Stored data
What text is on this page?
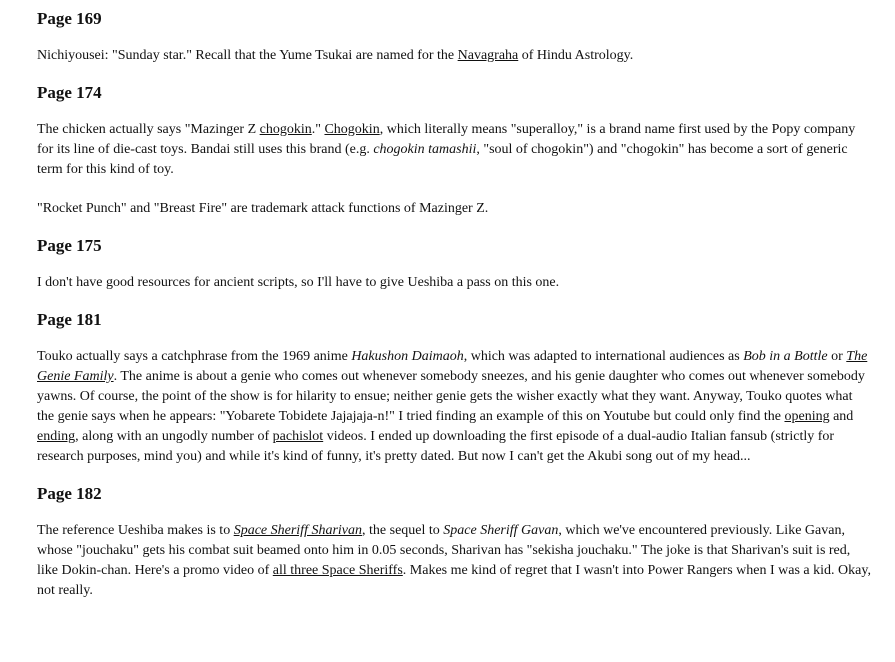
Page 169

Nichiyousei: "Sunday star." Recall that the Yume Tsukai are named for the Navagraha of Hindu Astrology.

Page 174

The chicken actually says "Mazinger Z chogokin." Chogokin, which literally means "superalloy," is a brand name first used by the Popy company for its line of die-cast toys. Bandai still uses this brand (e.g. chogokin tamashii, "soul of chogokin") and "chogokin" has become a sort of generic term for this kind of toy.

"Rocket Punch" and "Breast Fire" are trademark attack functions of Mazinger Z.

Page 175

I don't have good resources for ancient scripts, so I'll have to give Ueshiba a pass on this one.

Page 181

Touko actually says a catchphrase from the 1969 anime Hakushon Daimaoh, which was adapted to international audiences as Bob in a Bottle or The Genie Family. The anime is about a genie who comes out whenever somebody sneezes, and his genie daughter who comes out whenever somebody yawns. Of course, the point of the show is for hilarity to ensue; neither genie gets the wisher exactly what they want. Anyway, Touko quotes what the genie says when he appears: "Yobarete Tobidete Jajajaja-n!" I tried finding an example of this on Youtube but could only find the opening and ending, along with an ungodly number of pachislot videos. I ended up downloading the first episode of a dual-audio Italian fansub (strictly for research purposes, mind you) and while it's kind of funny, it's pretty dated. But now I can't get the Akubi song out of my head...

Page 182

The reference Ueshiba makes is to Space Sheriff Sharivan, the sequel to Space Sheriff Gavan, which we've encountered previously. Like Gavan, whose "jouchaku" gets his combat suit beamed onto him in 0.05 seconds, Sharivan has "sekisha jouchaku." The joke is that Sharivan's suit is red, like Dokin-chan. Here's a promo video of all three Space Sheriffs. Makes me kind of regret that I wasn't into Power Rangers when I was a kid. Okay, not really.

Exercise description >> The material above must be printed exactly, with its pictures left out.

Written solution >>
What text is on this page?
Page 169

Nichiyousei: "Sunday star." Recall that the Yume Tsukai are named for the Navagraha of Hindu Astrology.

Page 174

The chicken actually says "Mazinger Z chogokin." Chogokin, which literally means "superalloy," is a brand name first used by the Popy company for its line of die-cast toys. Bandai still uses this brand (e.g. chogokin tamashii, "soul of chogokin") and "chogokin" has become a sort of generic term for this kind of toy.

"Rocket Punch" and "Breast Fire" are trademark attack functions of Mazinger Z.

Page 175

I don't have good resources for ancient scripts, so I'll have to give Ueshiba a pass on this one.

Page 181

Touko actually says a catchphrase from the 1969 anime Hakushon Daimaoh, which was adapted to international audiences as Bob in a Bottle or The Genie Family. The anime is about a genie who comes out whenever somebody sneezes, and his genie daughter who comes out whenever somebody yawns. Of course, the point of the show is for hilarity to ensue; neither genie gets the wisher exactly what they want. Anyway, Touko quotes what the genie says when he appears: "Yobarete Tobidete Jajajaja-n!" I tried finding an example of this on Youtube but could only find the opening and ending, along with an ungodly number of pachislot videos. I ended up downloading the first episode of a dual-audio Italian fansub (strictly for research purposes, mind you) and while it's kind of funny, it's pretty dated. But now I can't get the Akubi song out of my head...

Page 182

The reference Ueshiba makes is to Space Sheriff Sharivan, the sequel to Space Sheriff Gavan, which we've encountered previously. Like Gavan, whose "jouchaku" gets his combat suit beamed onto him in 0.05 seconds, Sharivan has "sekisha jouchaku." The joke is that Sharivan's suit is red, like Dokin-chan. Here's a promo video of all three Space Sheriffs. Makes me kind of regret that I wasn't into Power Rangers when I was a kid. Okay, not really.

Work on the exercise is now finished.